> **WHAT TO DO**: From the entries below, pull out each line where "icon" appears.

****************

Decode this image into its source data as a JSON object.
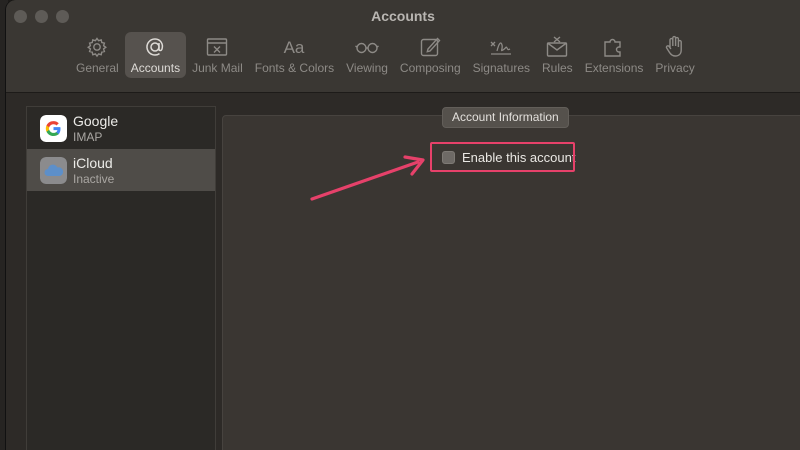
{
  "window": {
    "title": "Accounts"
  },
  "toolbar": {
    "items": [
      {
        "label": "General",
        "icon": "gear-icon"
      },
      {
        "label": "Accounts",
        "icon": "at-sign-icon",
        "active": true
      },
      {
        "label": "Junk Mail",
        "icon": "junk-mail-icon"
      },
      {
        "label": "Fonts & Colors",
        "icon": "fonts-icon",
        "glyph": "Aa"
      },
      {
        "label": "Viewing",
        "icon": "glasses-icon"
      },
      {
        "label": "Composing",
        "icon": "compose-icon"
      },
      {
        "label": "Signatures",
        "icon": "signature-icon"
      },
      {
        "label": "Rules",
        "icon": "rules-icon"
      },
      {
        "label": "Extensions",
        "icon": "puzzle-icon"
      },
      {
        "label": "Privacy",
        "icon": "hand-icon"
      }
    ]
  },
  "accounts": [
    {
      "name": "Google",
      "type": "IMAP",
      "icon": "google-icon"
    },
    {
      "name": "iCloud",
      "type": "Inactive",
      "icon": "icloud-icon",
      "selected": true
    }
  ],
  "panel": {
    "section_title": "Account Information",
    "enable_label": "Enable this account",
    "enable_checked": false
  },
  "colors": {
    "highlight": "#e6416a",
    "window_bg": "#2d2a27",
    "toolbar_active": "#56524e"
  }
}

****************

> **WRITTEN SOLUTION**:
        "icon": "gear-icon"
        "icon": "at-sign-icon",
        "icon": "junk-mail-icon"
        "icon": "fonts-icon",
        "icon": "glasses-icon"
        "icon": "compose-icon"
        "icon": "signature-icon"
        "icon": "rules-icon"
        "icon": "puzzle-icon"
        "icon": "hand-icon"
      "icon": "google-icon"
      "icon": "icloud-icon",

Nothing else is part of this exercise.